Each record is to be printed again precisely as it reads.

┄┄┄┄┄┄┄┄┄┄┄┄┄┄┄┄┄┄┄┄

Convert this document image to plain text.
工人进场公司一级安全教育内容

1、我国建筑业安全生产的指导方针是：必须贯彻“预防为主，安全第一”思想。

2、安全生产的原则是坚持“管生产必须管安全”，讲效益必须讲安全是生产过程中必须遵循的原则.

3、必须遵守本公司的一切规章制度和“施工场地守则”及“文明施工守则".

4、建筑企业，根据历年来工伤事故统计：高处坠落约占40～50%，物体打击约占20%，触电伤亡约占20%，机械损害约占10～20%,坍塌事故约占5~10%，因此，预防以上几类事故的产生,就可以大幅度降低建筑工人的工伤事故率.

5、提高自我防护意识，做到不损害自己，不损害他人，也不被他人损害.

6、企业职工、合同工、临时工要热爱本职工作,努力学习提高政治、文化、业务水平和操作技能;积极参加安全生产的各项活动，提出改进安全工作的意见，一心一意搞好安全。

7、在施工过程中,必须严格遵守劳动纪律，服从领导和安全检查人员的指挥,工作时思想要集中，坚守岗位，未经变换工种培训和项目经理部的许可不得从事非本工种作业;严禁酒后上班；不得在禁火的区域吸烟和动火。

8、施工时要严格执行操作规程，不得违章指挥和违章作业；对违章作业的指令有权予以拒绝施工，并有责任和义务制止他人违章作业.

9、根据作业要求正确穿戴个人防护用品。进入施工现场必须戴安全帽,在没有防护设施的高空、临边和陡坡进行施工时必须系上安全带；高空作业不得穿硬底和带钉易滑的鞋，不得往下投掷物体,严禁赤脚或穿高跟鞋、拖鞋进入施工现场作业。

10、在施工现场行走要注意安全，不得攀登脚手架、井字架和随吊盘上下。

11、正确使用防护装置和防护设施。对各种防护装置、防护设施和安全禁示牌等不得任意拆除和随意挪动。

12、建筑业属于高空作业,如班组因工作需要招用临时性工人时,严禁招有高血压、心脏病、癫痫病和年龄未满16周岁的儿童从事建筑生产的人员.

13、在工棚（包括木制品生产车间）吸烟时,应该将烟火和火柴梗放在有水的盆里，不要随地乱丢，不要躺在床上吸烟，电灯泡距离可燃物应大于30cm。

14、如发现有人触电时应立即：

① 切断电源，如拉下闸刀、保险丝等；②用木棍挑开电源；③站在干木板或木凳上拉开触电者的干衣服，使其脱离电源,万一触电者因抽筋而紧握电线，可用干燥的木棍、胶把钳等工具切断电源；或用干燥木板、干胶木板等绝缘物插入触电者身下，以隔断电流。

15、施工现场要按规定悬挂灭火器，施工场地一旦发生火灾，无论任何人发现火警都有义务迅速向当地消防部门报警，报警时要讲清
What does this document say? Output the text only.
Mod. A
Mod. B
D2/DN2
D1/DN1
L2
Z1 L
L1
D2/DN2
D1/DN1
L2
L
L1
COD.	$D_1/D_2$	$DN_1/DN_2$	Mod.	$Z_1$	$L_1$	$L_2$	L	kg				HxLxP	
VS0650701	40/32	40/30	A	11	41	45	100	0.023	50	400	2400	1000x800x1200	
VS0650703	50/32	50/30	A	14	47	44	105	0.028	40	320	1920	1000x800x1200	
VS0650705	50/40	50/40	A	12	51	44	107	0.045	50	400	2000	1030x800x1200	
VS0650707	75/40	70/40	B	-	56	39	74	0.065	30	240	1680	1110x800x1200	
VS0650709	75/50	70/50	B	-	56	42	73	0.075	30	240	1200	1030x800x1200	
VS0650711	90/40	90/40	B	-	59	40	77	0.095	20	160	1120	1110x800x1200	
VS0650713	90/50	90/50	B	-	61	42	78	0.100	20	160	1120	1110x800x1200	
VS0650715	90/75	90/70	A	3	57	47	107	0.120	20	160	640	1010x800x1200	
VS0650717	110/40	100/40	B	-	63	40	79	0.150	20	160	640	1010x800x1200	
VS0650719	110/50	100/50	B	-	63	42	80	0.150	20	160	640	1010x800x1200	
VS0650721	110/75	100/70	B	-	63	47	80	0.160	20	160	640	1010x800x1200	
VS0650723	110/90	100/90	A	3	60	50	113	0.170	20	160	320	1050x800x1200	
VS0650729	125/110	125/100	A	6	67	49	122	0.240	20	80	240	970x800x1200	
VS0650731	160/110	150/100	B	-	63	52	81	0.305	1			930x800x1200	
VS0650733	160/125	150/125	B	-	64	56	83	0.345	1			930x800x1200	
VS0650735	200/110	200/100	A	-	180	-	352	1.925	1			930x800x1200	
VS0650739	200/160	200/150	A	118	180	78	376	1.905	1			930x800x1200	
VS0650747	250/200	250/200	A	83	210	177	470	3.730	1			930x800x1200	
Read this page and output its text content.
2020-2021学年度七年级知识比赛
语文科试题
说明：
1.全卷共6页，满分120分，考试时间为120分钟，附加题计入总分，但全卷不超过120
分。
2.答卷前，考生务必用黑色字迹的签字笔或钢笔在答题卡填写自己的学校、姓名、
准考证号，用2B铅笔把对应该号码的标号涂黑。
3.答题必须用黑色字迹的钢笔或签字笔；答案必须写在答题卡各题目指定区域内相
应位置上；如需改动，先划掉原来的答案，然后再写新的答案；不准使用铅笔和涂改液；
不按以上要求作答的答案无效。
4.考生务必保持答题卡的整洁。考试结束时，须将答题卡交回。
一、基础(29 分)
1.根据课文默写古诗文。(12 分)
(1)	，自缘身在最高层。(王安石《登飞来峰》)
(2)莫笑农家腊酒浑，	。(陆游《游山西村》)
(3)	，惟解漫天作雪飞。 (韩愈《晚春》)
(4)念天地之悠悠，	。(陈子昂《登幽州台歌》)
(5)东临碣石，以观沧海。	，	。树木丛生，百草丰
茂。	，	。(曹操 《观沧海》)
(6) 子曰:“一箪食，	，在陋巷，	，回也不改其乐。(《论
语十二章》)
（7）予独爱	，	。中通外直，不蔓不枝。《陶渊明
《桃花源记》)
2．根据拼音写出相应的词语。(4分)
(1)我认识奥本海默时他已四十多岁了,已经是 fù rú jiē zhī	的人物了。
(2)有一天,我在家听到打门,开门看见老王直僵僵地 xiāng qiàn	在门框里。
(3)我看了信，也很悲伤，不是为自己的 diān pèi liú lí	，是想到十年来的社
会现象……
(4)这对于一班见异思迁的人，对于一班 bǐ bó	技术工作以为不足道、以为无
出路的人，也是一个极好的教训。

┄┄┄┄┄┄┄┄┄┄┄┄┄┄┄┄┄┄┄┄

Reply to the task:
Convert this document image to plain text.
工人进场公司一级安全教育内容

1、我国建筑业安全生产的指导方针是：必须贯彻“预防为主，安全第一”思想。

2、安全生产的原则是坚持“管生产必须管安全”，讲效益必须讲安全是生产过程中必须遵循的原则.

3、必须遵守本公司的一切规章制度和“施工场地守则”及“文明施工守则".

4、建筑企业，根据历年来工伤事故统计：高处坠落约占40～50%，物体打击约占20%，触电伤亡约占20%，机械损害约占10～20%,坍塌事故约占5~10%，因此，预防以上几类事故的产生,就可以大幅度降低建筑工人的工伤事故率.

5、提高自我防护意识，做到不损害自己，不损害他人，也不被他人损害.

6、企业职工、合同工、临时工要热爱本职工作,努力学习提高政治、文化、业务水平和操作技能;积极参加安全生产的各项活动，提出改进安全工作的意见，一心一意搞好安全。

7、在施工过程中,必须严格遵守劳动纪律，服从领导和安全检查人员的指挥,工作时思想要集中，坚守岗位，未经变换工种培训和项目经理部的许可不得从事非本工种作业;严禁酒后上班；不得在禁火的区域吸烟和动火。

8、施工时要严格执行操作规程，不得违章指挥和违章作业；对违章作业的指令有权予以拒绝施工，并有责任和义务制止他人违章作业.

9、根据作业要求正确穿戴个人防护用品。进入施工现场必须戴安全帽,在没有防护设施的高空、临边和陡坡进行施工时必须系上安全带；高空作业不得穿硬底和带钉易滑的鞋，不得往下投掷物体,严禁赤脚或穿高跟鞋、拖鞋进入施工现场作业。

10、在施工现场行走要注意安全，不得攀登脚手架、井字架和随吊盘上下。

11、正确使用防护装置和防护设施。对各种防护装置、防护设施和安全禁示牌等不得任意拆除和随意挪动。

12、建筑业属于高空作业,如班组因工作需要招用临时性工人时,严禁招有高血压、心脏病、癫痫病和年龄未满16周岁的儿童从事建筑生产的人员.

13、在工棚（包括木制品生产车间）吸烟时,应该将烟火和火柴梗放在有水的盆里，不要随地乱丢，不要躺在床上吸烟，电灯泡距离可燃物应大于30cm。

14、如发现有人触电时应立即：

① 切断电源，如拉下闸刀、保险丝等；②用木棍挑开电源；③站在干木板或木凳上拉开触电者的干衣服，使其脱离电源,万一触电者因抽筋而紧握电线，可用干燥的木棍、胶把钳等工具切断电源；或用干燥木板、干胶木板等绝缘物插入触电者身下，以隔断电流。

15、施工现场要按规定悬挂灭火器，施工场地一旦发生火灾，无论任何人发现火警都有义务迅速向当地消防部门报警，报警时要讲清
What does this document say? Output the text only.
Mod. A
Mod. B
D2/DN2
D1/DN1
L2
Z1 L
L1
D2/DN2
D1/DN1
L2
L
L1
COD.	$D_1/D_2$	$DN_1/DN_2$	Mod.	$Z_1$	$L_1$	$L_2$	L	kg				HxLxP	
VS0650701	40/32	40/30	A	11	41	45	100	0.023	50	400	2400	1000x800x1200	
VS0650703	50/32	50/30	A	14	47	44	105	0.028	40	320	1920	1000x800x1200	
VS0650705	50/40	50/40	A	12	51	44	107	0.045	50	400	2000	1030x800x1200	
VS0650707	75/40	70/40	B	-	56	39	74	0.065	30	240	1680	1110x800x1200	
VS0650709	75/50	70/50	B	-	56	42	73	0.075	30	240	1200	1030x800x1200	
VS0650711	90/40	90/40	B	-	59	40	77	0.095	20	160	1120	1110x800x1200	
VS0650713	90/50	90/50	B	-	61	42	78	0.100	20	160	1120	1110x800x1200	
VS0650715	90/75	90/70	A	3	57	47	107	0.120	20	160	640	1010x800x1200	
VS0650717	110/40	100/40	B	-	63	40	79	0.150	20	160	640	1010x800x1200	
VS0650719	110/50	100/50	B	-	63	42	80	0.150	20	160	640	1010x800x1200	
VS0650721	110/75	100/70	B	-	63	47	80	0.160	20	160	640	1010x800x1200	
VS0650723	110/90	100/90	A	3	60	50	113	0.170	20	160	320	1050x800x1200	
VS0650729	125/110	125/100	A	6	67	49	122	0.240	20	80	240	970x800x1200	
VS0650731	160/110	150/100	B	-	63	52	81	0.305	1			930x800x1200	
VS0650733	160/125	150/125	B	-	64	56	83	0.345	1			930x800x1200	
VS0650735	200/110	200/100	A	-	180	-	352	1.925	1			930x800x1200	
VS0650739	200/160	200/150	A	118	180	78	376	1.905	1			930x800x1200	
VS0650747	250/200	250/200	A	83	210	177	470	3.730	1			930x800x1200	
Read this page and output its text content.
2020-2021学年度七年级知识比赛
语文科试题
说明：
1.全卷共6页，满分120分，考试时间为120分钟，附加题计入总分，但全卷不超过120
分。
2.答卷前，考生务必用黑色字迹的签字笔或钢笔在答题卡填写自己的学校、姓名、
准考证号，用2B铅笔把对应该号码的标号涂黑。
3.答题必须用黑色字迹的钢笔或签字笔；答案必须写在答题卡各题目指定区域内相
应位置上；如需改动，先划掉原来的答案，然后再写新的答案；不准使用铅笔和涂改液；
不按以上要求作答的答案无效。
4.考生务必保持答题卡的整洁。考试结束时，须将答题卡交回。
一、基础(29 分)
1.根据课文默写古诗文。(12 分)
(1)	，自缘身在最高层。(王安石《登飞来峰》)
(2)莫笑农家腊酒浑，	。(陆游《游山西村》)
(3)	，惟解漫天作雪飞。 (韩愈《晚春》)
(4)念天地之悠悠，	。(陈子昂《登幽州台歌》)
(5)东临碣石，以观沧海。	，	。树木丛生，百草丰
茂。	，	。(曹操 《观沧海》)
(6) 子曰:“一箪食，	，在陋巷，	，回也不改其乐。(《论
语十二章》)
（7）予独爱	，	。中通外直，不蔓不枝。《陶渊明
《桃花源记》)
2．根据拼音写出相应的词语。(4分)
(1)我认识奥本海默时他已四十多岁了,已经是 fù rú jiē zhī	的人物了。
(2)有一天,我在家听到打门,开门看见老王直僵僵地 xiāng qiàn	在门框里。
(3)我看了信，也很悲伤，不是为自己的 diān pèi liú lí	，是想到十年来的社
会现象……
(4)这对于一班见异思迁的人，对于一班 bǐ bó	技术工作以为不足道、以为无
出路的人，也是一个极好的教训。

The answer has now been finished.